EXERCISE: Your task is to copy the material exactly.

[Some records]
++++++++++
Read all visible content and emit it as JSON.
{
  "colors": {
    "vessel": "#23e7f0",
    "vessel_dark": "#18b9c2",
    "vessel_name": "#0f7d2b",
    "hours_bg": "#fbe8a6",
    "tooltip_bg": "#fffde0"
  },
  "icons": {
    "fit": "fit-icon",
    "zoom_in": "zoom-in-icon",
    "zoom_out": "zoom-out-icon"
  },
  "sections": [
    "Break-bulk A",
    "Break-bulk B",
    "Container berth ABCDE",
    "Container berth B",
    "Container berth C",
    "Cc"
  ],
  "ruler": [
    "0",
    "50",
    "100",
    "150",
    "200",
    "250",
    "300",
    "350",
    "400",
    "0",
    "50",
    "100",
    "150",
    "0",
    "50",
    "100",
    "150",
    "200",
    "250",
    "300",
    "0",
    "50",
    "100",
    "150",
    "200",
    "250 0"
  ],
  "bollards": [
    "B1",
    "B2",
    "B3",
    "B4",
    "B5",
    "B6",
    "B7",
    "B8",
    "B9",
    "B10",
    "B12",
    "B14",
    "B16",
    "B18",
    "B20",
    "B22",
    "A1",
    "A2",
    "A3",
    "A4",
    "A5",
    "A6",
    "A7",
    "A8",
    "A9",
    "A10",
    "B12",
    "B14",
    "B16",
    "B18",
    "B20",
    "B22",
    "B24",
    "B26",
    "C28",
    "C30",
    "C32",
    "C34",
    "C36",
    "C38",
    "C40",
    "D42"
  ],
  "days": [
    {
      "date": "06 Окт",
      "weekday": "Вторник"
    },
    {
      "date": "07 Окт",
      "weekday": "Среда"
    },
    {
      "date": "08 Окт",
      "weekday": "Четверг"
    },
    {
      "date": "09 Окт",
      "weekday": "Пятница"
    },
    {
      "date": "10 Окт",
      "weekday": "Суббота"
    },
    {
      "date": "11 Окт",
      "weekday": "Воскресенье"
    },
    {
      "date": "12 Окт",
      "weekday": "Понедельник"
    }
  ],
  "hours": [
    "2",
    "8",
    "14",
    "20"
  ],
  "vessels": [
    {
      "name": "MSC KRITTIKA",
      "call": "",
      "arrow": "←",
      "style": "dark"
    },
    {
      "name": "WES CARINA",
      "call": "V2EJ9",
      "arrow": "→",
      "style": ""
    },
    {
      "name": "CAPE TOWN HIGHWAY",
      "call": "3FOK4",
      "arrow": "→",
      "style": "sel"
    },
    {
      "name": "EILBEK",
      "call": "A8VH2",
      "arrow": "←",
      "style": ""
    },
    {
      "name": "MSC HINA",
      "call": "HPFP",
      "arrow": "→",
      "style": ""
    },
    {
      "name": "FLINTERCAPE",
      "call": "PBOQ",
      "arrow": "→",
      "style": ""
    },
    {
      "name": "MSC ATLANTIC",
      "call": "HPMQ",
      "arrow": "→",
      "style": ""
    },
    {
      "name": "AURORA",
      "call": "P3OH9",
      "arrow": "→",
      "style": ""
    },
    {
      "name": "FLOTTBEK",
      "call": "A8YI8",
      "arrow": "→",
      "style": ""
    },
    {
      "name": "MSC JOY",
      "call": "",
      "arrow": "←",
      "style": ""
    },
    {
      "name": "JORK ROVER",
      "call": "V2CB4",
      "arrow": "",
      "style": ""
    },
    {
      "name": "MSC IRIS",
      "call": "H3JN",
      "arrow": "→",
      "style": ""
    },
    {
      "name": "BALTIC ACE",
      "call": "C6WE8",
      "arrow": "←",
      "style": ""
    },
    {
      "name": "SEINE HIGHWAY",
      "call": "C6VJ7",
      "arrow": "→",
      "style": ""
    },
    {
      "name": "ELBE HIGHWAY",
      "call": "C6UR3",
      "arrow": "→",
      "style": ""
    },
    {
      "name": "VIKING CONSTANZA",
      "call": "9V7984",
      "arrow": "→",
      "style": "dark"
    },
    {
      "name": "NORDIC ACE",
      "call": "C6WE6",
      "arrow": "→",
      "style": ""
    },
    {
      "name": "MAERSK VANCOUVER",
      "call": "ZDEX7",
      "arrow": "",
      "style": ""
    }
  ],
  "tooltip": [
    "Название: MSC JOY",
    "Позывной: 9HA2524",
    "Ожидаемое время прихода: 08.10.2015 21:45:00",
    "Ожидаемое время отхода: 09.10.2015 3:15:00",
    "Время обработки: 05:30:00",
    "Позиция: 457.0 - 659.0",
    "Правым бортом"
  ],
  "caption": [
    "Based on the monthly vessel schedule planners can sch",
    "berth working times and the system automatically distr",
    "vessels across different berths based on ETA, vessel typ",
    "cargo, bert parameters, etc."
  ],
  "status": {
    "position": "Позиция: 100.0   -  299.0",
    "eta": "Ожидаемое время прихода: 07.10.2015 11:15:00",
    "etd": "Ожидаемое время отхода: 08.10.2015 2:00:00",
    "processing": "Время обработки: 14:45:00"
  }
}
++++++++++
FINISHED ANSWER:
Read all visible content and emit it as JSON.
{
  "colors": {
    "vessel": "#23e7f0",
    "vessel_dark": "#18b9c2",
    "vessel_name": "#0f7d2b",
    "hours_bg": "#fbe8a6",
    "tooltip_bg": "#fffde0"
  },
  "icons": {
    "fit": "fit-icon",
    "zoom_in": "zoom-in-icon",
    "zoom_out": "zoom-out-icon"
  },
  "sections": [
    "Break-bulk A",
    "Break-bulk B",
    "Container berth ABCDE",
    "Container berth B",
    "Container berth C",
    "Cc"
  ],
  "ruler": [
    "0",
    "50",
    "100",
    "150",
    "200",
    "250",
    "300",
    "350",
    "400",
    "0",
    "50",
    "100",
    "150",
    "0",
    "50",
    "100",
    "150",
    "200",
    "250",
    "300",
    "0",
    "50",
    "100",
    "150",
    "200",
    "250 0"
  ],
  "bollards": [
    "B1",
    "B2",
    "B3",
    "B4",
    "B5",
    "B6",
    "B7",
    "B8",
    "B9",
    "B10",
    "B12",
    "B14",
    "B16",
    "B18",
    "B20",
    "B22",
    "A1",
    "A2",
    "A3",
    "A4",
    "A5",
    "A6",
    "A7",
    "A8",
    "A9",
    "A10",
    "B12",
    "B14",
    "B16",
    "B18",
    "B20",
    "B22",
    "B24",
    "B26",
    "C28",
    "C30",
    "C32",
    "C34",
    "C36",
    "C38",
    "C40",
    "D42"
  ],
  "days": [
    {
      "date": "06 Окт",
      "weekday": "Вторник"
    },
    {
      "date": "07 Окт",
      "weekday": "Среда"
    },
    {
      "date": "08 Окт",
      "weekday": "Четверг"
    },
    {
      "date": "09 Окт",
      "weekday": "Пятница"
    },
    {
      "date": "10 Окт",
      "weekday": "Суббота"
    },
    {
      "date": "11 Окт",
      "weekday": "Воскресенье"
    },
    {
      "date": "12 Окт",
      "weekday": "Понедельник"
    }
  ],
  "hours": [
    "2",
    "8",
    "14",
    "20"
  ],
  "vessels": [
    {
      "name": "MSC KRITTIKA",
      "call": "",
      "arrow": "←",
      "style": "dark"
    },
    {
      "name": "WES CARINA",
      "call": "V2EJ9",
      "arrow": "→",
      "style": ""
    },
    {
      "name": "CAPE TOWN HIGHWAY",
      "call": "3FOK4",
      "arrow": "→",
      "style": "sel"
    },
    {
      "name": "EILBEK",
      "call": "A8VH2",
      "arrow": "←",
      "style": ""
    },
    {
      "name": "MSC HINA",
      "call": "HPFP",
      "arrow": "→",
      "style": ""
    },
    {
      "name": "FLINTERCAPE",
      "call": "PBOQ",
      "arrow": "→",
      "style": ""
    },
    {
      "name": "MSC ATLANTIC",
      "call": "HPMQ",
      "arrow": "→",
      "style": ""
    },
    {
      "name": "AURORA",
      "call": "P3OH9",
      "arrow": "→",
      "style": ""
    },
    {
      "name": "FLOTTBEK",
      "call": "A8YI8",
      "arrow": "→",
      "style": ""
    },
    {
      "name": "MSC JOY",
      "call": "",
      "arrow": "←",
      "style": ""
    },
    {
      "name": "JORK ROVER",
      "call": "V2CB4",
      "arrow": "",
      "style": ""
    },
    {
      "name": "MSC IRIS",
      "call": "H3JN",
      "arrow": "→",
      "style": ""
    },
    {
      "name": "BALTIC ACE",
      "call": "C6WE8",
      "arrow": "←",
      "style": ""
    },
    {
      "name": "SEINE HIGHWAY",
      "call": "C6VJ7",
      "arrow": "→",
      "style": ""
    },
    {
      "name": "ELBE HIGHWAY",
      "call": "C6UR3",
      "arrow": "→",
      "style": ""
    },
    {
      "name": "VIKING CONSTANZA",
      "call": "9V7984",
      "arrow": "→",
      "style": "dark"
    },
    {
      "name": "NORDIC ACE",
      "call": "C6WE6",
      "arrow": "→",
      "style": ""
    },
    {
      "name": "MAERSK VANCOUVER",
      "call": "ZDEX7",
      "arrow": "",
      "style": ""
    }
  ],
  "tooltip": [
    "Название: MSC JOY",
    "Позывной: 9HA2524",
    "Ожидаемое время прихода: 08.10.2015 21:45:00",
    "Ожидаемое время отхода: 09.10.2015 3:15:00",
    "Время обработки: 05:30:00",
    "Позиция: 457.0 - 659.0",
    "Правым бортом"
  ],
  "caption": [
    "Based on the monthly vessel schedule planners can sch",
    "berth working times and the system automatically distr",
    "vessels across different berths based on ETA, vessel typ",
    "cargo, bert parameters, etc."
  ],
  "status": {
    "position": "Позиция: 100.0   -  299.0",
    "eta": "Ожидаемое время прихода: 07.10.2015 11:15:00",
    "etd": "Ожидаемое время отхода: 08.10.2015 2:00:00",
    "processing": "Время обработки: 14:45:00"
  }
}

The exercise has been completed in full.